Crystal growth of energetic materials during high acceleration
- Army ARDEC, Picatinny Arsenal, NJ (United States)
- French-German Research Inst. of Saint-Louis (France)
- Naval Surface Warfare Center, Silver Spring, MD (United States)
Studies of the growth of crystals of energetic materials under conditions of high acceleration in an ultracentrifuge are reported. When a saturated solution is accelerated in an ultracentrifuge, the solute molecules move individually through the solvent molecules to form a crystal at the outer edge of the tube if the solute is more dense than the solvent. Since there is no evaporation or temperature variation, convection currents caused by simultaneous movement of solvent and solute are minimized and crystal defects are potentially minimized. Crystal growth is controlled by the g-level of the acceleration. In addition, solution inclusions and bubbles migrate out of the saturated solution as a result of the pressure gradient induced by the g-force. The authors present results of TNT, RDX, and TNAZ grown at high g from various solutions.

* **DATA FOR ANALYSIS**:

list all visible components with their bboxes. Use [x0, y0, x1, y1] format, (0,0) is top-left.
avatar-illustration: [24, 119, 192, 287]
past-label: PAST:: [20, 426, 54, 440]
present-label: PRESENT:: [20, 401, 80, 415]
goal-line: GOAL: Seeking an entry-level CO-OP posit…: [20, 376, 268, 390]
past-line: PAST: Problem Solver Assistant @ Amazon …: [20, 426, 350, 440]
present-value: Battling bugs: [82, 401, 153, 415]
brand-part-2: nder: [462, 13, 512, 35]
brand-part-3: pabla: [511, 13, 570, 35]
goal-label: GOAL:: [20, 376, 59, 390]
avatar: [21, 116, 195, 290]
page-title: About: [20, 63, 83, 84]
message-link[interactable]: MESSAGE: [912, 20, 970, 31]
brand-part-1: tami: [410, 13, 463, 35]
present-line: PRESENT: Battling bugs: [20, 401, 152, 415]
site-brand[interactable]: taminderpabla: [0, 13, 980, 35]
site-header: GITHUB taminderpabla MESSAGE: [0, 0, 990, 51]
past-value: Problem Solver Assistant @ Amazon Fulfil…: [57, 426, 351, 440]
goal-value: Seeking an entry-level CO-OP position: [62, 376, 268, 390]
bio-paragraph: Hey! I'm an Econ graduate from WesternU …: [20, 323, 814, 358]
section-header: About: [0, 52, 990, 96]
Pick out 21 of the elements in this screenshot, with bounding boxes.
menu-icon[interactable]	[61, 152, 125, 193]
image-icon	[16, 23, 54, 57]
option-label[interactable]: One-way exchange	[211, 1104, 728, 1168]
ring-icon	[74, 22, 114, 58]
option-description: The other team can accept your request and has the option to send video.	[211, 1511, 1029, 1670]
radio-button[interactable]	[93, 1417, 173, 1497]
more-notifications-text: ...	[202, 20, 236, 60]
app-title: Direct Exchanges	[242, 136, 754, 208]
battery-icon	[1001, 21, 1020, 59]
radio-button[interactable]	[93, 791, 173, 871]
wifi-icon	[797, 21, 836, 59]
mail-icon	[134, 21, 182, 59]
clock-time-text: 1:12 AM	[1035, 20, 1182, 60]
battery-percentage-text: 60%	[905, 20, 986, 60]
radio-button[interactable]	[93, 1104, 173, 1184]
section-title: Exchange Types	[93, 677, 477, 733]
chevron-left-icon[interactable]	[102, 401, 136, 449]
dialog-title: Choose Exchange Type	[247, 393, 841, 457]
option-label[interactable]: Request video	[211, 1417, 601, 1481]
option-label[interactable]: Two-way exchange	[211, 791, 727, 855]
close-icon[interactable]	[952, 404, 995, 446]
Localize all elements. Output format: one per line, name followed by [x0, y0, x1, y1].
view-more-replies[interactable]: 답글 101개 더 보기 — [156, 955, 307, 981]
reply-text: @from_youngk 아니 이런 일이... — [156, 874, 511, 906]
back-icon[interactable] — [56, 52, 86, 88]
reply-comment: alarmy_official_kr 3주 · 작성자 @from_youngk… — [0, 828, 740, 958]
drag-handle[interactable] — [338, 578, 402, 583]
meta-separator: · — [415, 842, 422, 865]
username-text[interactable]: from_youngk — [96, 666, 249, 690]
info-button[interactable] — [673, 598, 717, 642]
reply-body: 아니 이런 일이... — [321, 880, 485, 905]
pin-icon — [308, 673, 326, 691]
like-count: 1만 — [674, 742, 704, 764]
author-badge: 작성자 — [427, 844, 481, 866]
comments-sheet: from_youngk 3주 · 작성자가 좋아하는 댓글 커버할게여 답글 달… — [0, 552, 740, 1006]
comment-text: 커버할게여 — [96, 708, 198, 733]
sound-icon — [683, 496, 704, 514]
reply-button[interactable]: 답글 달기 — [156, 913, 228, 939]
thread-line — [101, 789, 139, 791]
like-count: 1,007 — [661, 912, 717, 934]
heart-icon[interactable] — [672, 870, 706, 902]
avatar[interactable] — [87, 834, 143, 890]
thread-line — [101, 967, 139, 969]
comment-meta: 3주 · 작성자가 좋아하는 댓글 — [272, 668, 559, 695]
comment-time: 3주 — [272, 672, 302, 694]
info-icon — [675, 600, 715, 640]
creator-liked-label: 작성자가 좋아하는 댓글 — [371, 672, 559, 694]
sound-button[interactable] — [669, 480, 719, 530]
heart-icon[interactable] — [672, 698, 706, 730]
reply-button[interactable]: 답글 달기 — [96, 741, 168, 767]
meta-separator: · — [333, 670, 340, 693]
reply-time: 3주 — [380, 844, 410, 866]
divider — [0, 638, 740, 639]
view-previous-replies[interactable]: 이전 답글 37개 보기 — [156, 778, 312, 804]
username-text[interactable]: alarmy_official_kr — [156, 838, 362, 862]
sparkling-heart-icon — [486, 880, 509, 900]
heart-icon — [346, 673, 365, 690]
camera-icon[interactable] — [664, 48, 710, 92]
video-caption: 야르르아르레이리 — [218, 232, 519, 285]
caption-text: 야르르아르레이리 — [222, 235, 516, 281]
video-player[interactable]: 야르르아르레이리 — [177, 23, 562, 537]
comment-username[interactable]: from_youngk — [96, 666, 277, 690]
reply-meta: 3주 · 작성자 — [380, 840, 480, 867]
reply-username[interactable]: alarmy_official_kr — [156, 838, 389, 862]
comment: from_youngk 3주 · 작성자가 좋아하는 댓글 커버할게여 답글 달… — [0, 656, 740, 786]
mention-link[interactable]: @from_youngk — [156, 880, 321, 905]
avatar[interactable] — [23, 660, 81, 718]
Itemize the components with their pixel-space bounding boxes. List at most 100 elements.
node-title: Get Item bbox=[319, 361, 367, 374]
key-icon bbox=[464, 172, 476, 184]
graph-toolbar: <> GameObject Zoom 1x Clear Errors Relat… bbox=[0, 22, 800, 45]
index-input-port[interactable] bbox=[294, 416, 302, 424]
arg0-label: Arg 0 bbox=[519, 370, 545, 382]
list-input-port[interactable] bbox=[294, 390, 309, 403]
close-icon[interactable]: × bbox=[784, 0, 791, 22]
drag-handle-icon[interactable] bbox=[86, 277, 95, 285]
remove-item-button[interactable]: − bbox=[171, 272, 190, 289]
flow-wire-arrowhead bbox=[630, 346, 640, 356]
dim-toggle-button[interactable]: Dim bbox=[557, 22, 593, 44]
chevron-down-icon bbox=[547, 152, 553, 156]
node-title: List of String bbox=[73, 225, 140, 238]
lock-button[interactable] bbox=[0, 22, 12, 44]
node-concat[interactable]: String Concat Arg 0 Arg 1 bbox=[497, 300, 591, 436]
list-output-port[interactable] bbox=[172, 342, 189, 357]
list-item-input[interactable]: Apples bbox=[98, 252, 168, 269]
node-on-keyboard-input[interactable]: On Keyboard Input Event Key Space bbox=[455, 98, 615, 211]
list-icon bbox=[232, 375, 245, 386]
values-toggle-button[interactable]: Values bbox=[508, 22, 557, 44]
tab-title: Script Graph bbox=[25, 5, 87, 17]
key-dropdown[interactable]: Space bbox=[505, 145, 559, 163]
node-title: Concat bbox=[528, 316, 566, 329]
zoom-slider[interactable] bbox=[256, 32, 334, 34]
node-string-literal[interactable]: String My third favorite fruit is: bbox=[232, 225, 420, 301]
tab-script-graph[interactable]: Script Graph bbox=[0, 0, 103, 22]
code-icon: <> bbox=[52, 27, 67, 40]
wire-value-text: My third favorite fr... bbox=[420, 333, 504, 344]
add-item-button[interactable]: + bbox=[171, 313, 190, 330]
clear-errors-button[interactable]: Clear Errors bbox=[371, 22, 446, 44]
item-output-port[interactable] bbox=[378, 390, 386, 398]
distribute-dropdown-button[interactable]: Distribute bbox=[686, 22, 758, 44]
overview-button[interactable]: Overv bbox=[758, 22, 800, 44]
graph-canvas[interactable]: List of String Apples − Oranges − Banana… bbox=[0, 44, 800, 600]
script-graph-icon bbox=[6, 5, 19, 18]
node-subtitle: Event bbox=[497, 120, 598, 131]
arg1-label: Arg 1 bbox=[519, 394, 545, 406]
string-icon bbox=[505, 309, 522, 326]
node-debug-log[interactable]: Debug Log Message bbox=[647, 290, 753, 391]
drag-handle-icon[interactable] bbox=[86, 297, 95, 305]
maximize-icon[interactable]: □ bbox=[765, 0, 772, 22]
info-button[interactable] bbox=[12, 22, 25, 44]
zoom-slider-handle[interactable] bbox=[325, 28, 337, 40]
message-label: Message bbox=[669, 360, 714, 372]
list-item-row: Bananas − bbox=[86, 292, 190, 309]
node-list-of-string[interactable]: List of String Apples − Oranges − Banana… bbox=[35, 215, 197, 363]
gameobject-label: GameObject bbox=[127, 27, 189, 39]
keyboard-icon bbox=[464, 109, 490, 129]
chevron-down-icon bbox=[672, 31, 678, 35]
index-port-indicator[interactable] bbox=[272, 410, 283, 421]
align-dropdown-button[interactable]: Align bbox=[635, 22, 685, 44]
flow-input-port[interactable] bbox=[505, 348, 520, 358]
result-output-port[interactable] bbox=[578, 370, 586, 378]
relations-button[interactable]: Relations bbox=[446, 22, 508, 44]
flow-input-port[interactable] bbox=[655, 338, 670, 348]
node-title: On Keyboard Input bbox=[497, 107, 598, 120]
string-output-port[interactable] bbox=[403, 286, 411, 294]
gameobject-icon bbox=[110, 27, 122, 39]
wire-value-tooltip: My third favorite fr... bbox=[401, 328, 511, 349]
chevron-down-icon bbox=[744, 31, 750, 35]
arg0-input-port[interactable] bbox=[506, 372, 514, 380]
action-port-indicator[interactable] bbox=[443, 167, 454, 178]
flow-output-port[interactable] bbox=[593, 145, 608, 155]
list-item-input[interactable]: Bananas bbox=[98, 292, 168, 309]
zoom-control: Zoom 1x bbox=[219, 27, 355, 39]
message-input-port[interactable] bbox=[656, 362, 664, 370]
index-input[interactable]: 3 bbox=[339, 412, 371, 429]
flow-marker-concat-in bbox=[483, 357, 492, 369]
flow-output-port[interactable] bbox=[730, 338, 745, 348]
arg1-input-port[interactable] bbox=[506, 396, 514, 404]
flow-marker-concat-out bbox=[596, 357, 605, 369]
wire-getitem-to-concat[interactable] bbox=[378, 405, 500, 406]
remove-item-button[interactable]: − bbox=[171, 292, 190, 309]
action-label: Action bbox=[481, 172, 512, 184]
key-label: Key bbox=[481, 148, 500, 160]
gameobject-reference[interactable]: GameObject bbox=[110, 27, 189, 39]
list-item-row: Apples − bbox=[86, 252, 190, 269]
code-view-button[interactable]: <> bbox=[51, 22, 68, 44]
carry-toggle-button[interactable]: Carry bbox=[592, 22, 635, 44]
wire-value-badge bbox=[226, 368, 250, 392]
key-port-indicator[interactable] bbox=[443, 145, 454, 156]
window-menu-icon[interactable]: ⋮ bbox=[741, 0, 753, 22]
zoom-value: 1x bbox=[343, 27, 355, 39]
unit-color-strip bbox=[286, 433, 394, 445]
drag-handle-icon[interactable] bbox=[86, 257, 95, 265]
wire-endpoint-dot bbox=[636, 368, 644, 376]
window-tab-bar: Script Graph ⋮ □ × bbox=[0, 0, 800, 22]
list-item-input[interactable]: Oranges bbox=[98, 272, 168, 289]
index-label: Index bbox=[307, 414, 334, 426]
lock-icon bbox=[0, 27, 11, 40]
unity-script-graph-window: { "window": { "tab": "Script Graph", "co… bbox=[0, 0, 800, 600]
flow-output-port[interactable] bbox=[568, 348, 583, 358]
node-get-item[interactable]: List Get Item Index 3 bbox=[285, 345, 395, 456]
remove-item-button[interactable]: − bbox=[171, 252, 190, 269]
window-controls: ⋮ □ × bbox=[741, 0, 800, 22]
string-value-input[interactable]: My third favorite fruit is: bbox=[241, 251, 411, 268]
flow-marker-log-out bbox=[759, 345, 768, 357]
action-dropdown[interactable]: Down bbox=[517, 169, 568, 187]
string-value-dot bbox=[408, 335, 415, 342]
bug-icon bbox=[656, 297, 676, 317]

* **PROBLEMS TO WORK ON**:
A. In the crystal growth text, what controls crystal growth in the ultracentrifuge?
B. Reproduce word for word everything in the crystal growth text from "Crystal growth of" down to "MD (United States)".
The records are separate material, unrelated to the crystal growth text.

* **ANSWERS TO THE PROBLEMS**:
A. The g-level of the acceleration.

B.
Crystal growth of energetic materials during high acceleration
- Army ARDEC, Picatinny Arsenal, NJ (United States)
- French-German Research Inst. of Saint-Louis (France)
- Naval Surface Warfare Center, Silver Spring, MD (United States)